DIRECTIVE:
Return every record below exactly as written, but leave out the pictures.

··· EXTRACTED DATA ···

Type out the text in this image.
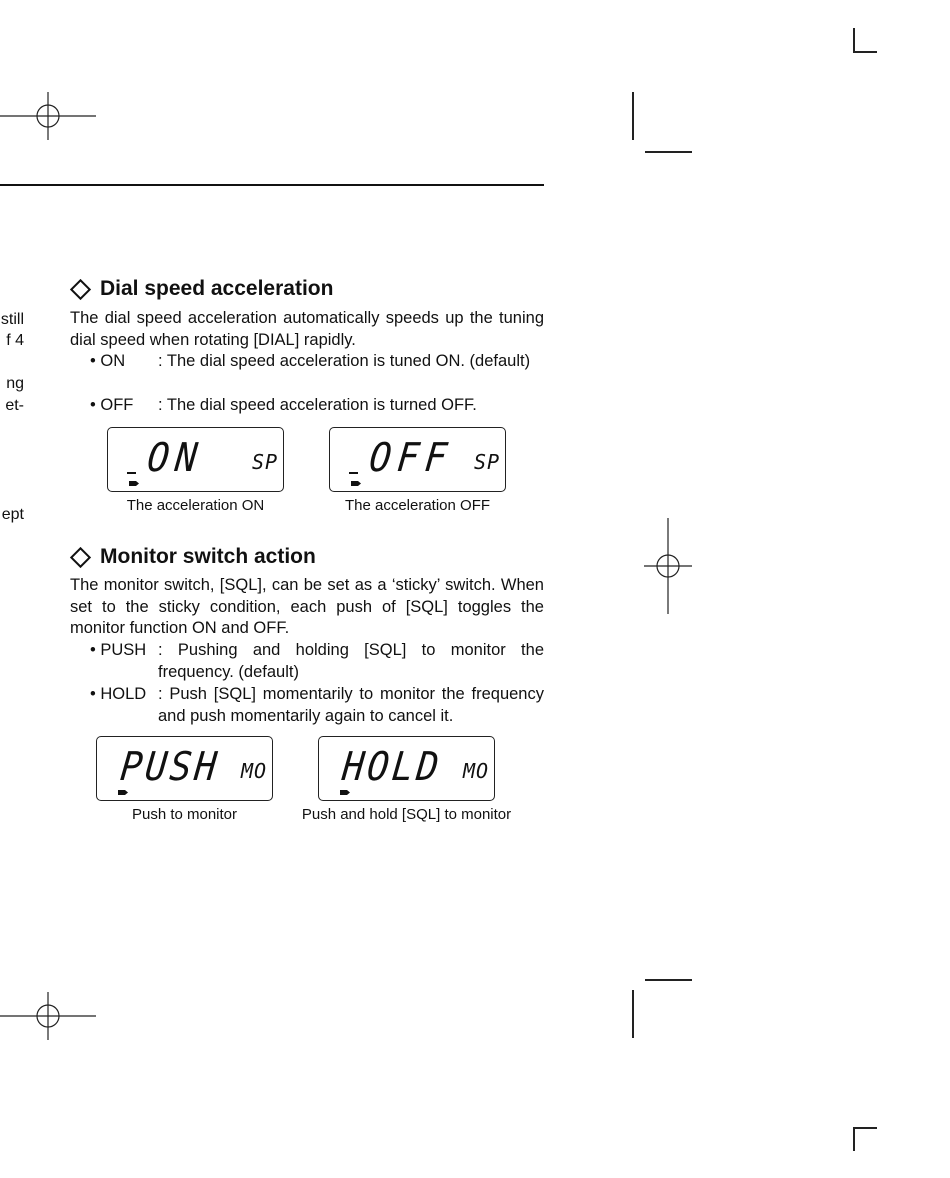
still
f 4
ng
et-
ept
Dial speed acceleration

The dial speed acceleration automatically speeds up the tuning dial speed when rotating [DIAL] rapidly.

• ON	: The dial speed acceleration is tuned ON. (default)
• OFF	: The dial speed acceleration is turned OFF.
ON SP
The acceleration ON
OFF SP
The acceleration OFF
Monitor switch action

The monitor switch, [SQL], can be set as a ‘sticky’ switch. When set to the sticky condition, each push of [SQL] toggles the monitor function ON and OFF.

• PUSH : Pushing and holding [SQL] to monitor the frequency. (default)
• HOLD : Push [SQL] momentarily to monitor the frequency and push momentarily again to cancel it.
PUSH MO
Push to monitor
HOLD MO
Push and hold [SQL] to monitor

···

EXPECTED ANSWER:
Type out the text in this image.
still
f 4
ng
et-
ept
Dial speed acceleration

The dial speed acceleration automatically speeds up the tuning dial speed when rotating [DIAL] rapidly.

• ON	: The dial speed acceleration is tuned ON. (default)
• OFF	: The dial speed acceleration is turned OFF.
ON SP
The acceleration ON
OFF SP
The acceleration OFF
Monitor switch action

The monitor switch, [SQL], can be set as a ‘sticky’ switch. When set to the sticky condition, each push of [SQL] toggles the monitor function ON and OFF.

• PUSH : Pushing and holding [SQL] to monitor the frequency. (default)
• HOLD : Push [SQL] momentarily to monitor the frequency and push momentarily again to cancel it.
PUSH MO
Push to monitor
HOLD MO
Push and hold [SQL] to monitor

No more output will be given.